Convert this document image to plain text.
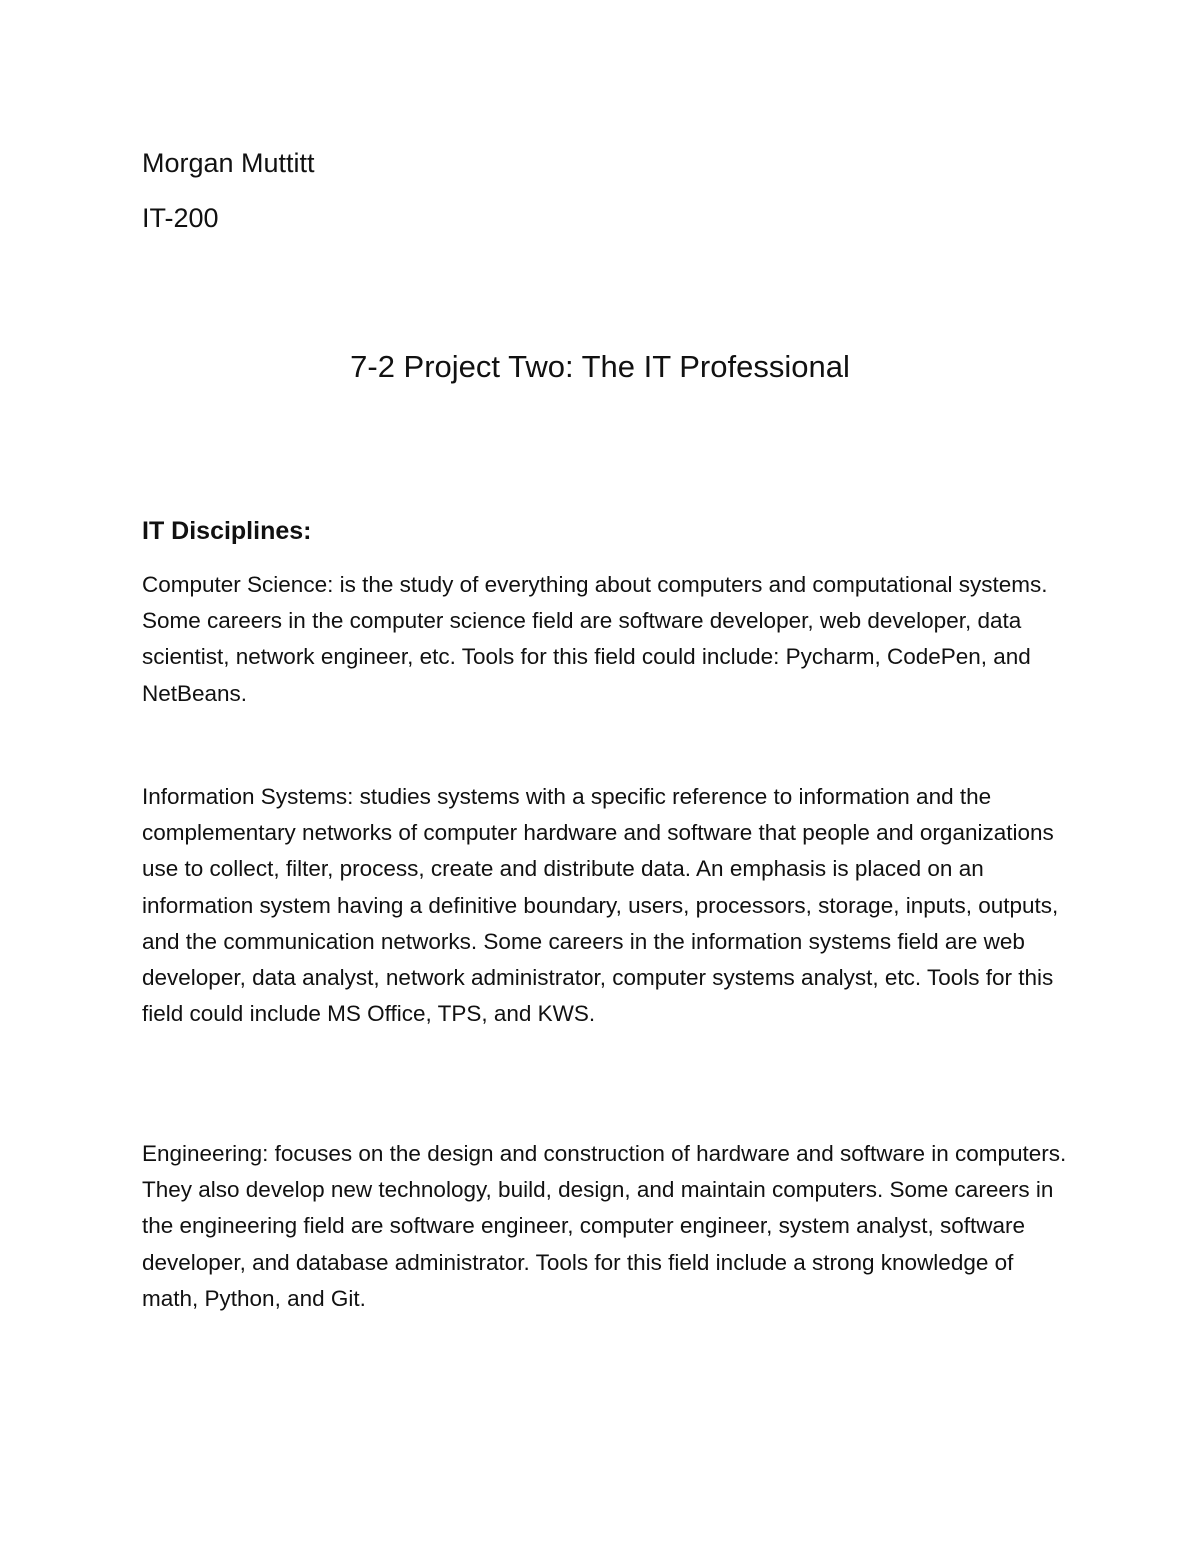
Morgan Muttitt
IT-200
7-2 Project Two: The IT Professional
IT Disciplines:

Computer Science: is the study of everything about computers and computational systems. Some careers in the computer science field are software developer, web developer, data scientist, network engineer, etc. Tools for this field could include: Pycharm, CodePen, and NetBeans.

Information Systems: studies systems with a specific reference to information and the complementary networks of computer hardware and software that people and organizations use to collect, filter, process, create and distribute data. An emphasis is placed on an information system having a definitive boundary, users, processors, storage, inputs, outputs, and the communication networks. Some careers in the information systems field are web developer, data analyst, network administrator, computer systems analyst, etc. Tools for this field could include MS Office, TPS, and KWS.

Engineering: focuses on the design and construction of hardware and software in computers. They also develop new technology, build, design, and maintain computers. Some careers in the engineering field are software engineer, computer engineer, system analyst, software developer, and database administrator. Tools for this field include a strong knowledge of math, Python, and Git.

◇ ◇ ◇

■ TASK PROMPT
Leave the images out and output the remaining material exactly as it stands.

■ SOLUTION FOR THIS TASK
Convert this document image to plain text.
Morgan Muttitt
IT-200
7-2 Project Two: The IT Professional
IT Disciplines:

Computer Science: is the study of everything about computers and computational systems. Some careers in the computer science field are software developer, web developer, data scientist, network engineer, etc. Tools for this field could include: Pycharm, CodePen, and NetBeans.

Information Systems: studies systems with a specific reference to information and the complementary networks of computer hardware and software that people and organizations use to collect, filter, process, create and distribute data. An emphasis is placed on an information system having a definitive boundary, users, processors, storage, inputs, outputs, and the communication networks. Some careers in the information systems field are web developer, data analyst, network administrator, computer systems analyst, etc. Tools for this field could include MS Office, TPS, and KWS.

Engineering: focuses on the design and construction of hardware and software in computers. They also develop new technology, build, design, and maintain computers. Some careers in the engineering field are software engineer, computer engineer, system analyst, software developer, and database administrator. Tools for this field include a strong knowledge of math, Python, and Git.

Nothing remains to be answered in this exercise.